§ **Task objective**: Restate the complete material exactly.

§ **Data shown**:
>> begin

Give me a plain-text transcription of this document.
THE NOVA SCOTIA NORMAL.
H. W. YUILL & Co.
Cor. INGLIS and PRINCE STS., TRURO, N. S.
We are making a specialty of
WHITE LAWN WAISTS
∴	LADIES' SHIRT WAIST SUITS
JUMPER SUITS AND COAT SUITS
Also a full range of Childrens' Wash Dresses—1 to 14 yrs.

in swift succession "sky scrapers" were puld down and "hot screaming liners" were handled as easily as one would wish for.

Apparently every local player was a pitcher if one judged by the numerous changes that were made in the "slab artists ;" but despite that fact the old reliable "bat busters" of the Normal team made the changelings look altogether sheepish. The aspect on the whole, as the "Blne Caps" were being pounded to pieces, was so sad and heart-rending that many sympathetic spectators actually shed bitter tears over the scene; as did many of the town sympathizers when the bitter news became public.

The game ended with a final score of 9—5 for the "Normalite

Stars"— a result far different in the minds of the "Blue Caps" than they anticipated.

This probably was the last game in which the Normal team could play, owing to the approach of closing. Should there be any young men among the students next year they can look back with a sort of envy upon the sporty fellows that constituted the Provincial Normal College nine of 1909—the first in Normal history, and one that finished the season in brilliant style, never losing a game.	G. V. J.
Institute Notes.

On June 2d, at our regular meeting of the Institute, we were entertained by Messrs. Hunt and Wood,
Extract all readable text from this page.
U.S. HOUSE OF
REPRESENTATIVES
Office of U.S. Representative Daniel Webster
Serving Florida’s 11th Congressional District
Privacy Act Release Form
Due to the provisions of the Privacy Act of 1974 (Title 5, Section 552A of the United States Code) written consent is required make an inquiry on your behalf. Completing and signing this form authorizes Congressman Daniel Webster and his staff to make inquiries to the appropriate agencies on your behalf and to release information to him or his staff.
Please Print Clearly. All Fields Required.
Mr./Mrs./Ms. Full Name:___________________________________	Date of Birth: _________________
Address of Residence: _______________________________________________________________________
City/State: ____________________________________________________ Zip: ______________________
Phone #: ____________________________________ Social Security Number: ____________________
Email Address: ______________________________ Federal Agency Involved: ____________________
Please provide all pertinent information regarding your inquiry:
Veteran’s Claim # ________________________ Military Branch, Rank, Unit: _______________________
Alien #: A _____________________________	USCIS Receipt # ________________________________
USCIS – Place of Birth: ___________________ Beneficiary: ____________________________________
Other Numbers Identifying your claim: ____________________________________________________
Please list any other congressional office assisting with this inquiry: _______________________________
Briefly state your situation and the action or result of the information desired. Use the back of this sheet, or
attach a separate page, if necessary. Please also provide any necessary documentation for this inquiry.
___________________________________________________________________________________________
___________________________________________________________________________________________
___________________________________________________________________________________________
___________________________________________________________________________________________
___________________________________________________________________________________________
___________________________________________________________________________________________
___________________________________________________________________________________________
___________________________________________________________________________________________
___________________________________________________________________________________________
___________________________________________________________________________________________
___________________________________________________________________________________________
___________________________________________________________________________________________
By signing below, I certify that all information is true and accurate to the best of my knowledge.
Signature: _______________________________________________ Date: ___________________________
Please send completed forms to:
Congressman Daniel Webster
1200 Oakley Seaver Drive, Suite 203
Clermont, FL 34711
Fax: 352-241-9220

>> end

§ **Full answer**:
Give me a plain-text transcription of this document.
THE NOVA SCOTIA NORMAL.
H. W. YUILL & Co.
Cor. INGLIS and PRINCE STS., TRURO, N. S.
We are making a specialty of
WHITE LAWN WAISTS
∴	LADIES' SHIRT WAIST SUITS
JUMPER SUITS AND COAT SUITS
Also a full range of Childrens' Wash Dresses—1 to 14 yrs.

in swift succession "sky scrapers" were puld down and "hot screaming liners" were handled as easily as one would wish for.

Apparently every local player was a pitcher if one judged by the numerous changes that were made in the "slab artists ;" but despite that fact the old reliable "bat busters" of the Normal team made the changelings look altogether sheepish. The aspect on the whole, as the "Blne Caps" were being pounded to pieces, was so sad and heart-rending that many sympathetic spectators actually shed bitter tears over the scene; as did many of the town sympathizers when the bitter news became public.

The game ended with a final score of 9—5 for the "Normalite

Stars"— a result far different in the minds of the "Blue Caps" than they anticipated.

This probably was the last game in which the Normal team could play, owing to the approach of closing. Should there be any young men among the students next year they can look back with a sort of envy upon the sporty fellows that constituted the Provincial Normal College nine of 1909—the first in Normal history, and one that finished the season in brilliant style, never losing a game.	G. V. J.
Institute Notes.

On June 2d, at our regular meeting of the Institute, we were entertained by Messrs. Hunt and Wood,
Extract all readable text from this page.
U.S. HOUSE OF
REPRESENTATIVES
Office of U.S. Representative Daniel Webster
Serving Florida’s 11th Congressional District
Privacy Act Release Form
Due to the provisions of the Privacy Act of 1974 (Title 5, Section 552A of the United States Code) written consent is required make an inquiry on your behalf. Completing and signing this form authorizes Congressman Daniel Webster and his staff to make inquiries to the appropriate agencies on your behalf and to release information to him or his staff.
Please Print Clearly. All Fields Required.
Mr./Mrs./Ms. Full Name:___________________________________	Date of Birth: _________________
Address of Residence: _______________________________________________________________________
City/State: ____________________________________________________ Zip: ______________________
Phone #: ____________________________________ Social Security Number: ____________________
Email Address: ______________________________ Federal Agency Involved: ____________________
Please provide all pertinent information regarding your inquiry:
Veteran’s Claim # ________________________ Military Branch, Rank, Unit: _______________________
Alien #: A _____________________________	USCIS Receipt # ________________________________
USCIS – Place of Birth: ___________________ Beneficiary: ____________________________________
Other Numbers Identifying your claim: ____________________________________________________
Please list any other congressional office assisting with this inquiry: _______________________________
Briefly state your situation and the action or result of the information desired. Use the back of this sheet, or
attach a separate page, if necessary. Please also provide any necessary documentation for this inquiry.
___________________________________________________________________________________________
___________________________________________________________________________________________
___________________________________________________________________________________________
___________________________________________________________________________________________
___________________________________________________________________________________________
___________________________________________________________________________________________
___________________________________________________________________________________________
___________________________________________________________________________________________
___________________________________________________________________________________________
___________________________________________________________________________________________
___________________________________________________________________________________________
___________________________________________________________________________________________
By signing below, I certify that all information is true and accurate to the best of my knowledge.
Signature: _______________________________________________ Date: ___________________________
Please send completed forms to:
Congressman Daniel Webster
1200 Oakley Seaver Drive, Suite 203
Clermont, FL 34711
Fax: 352-241-9220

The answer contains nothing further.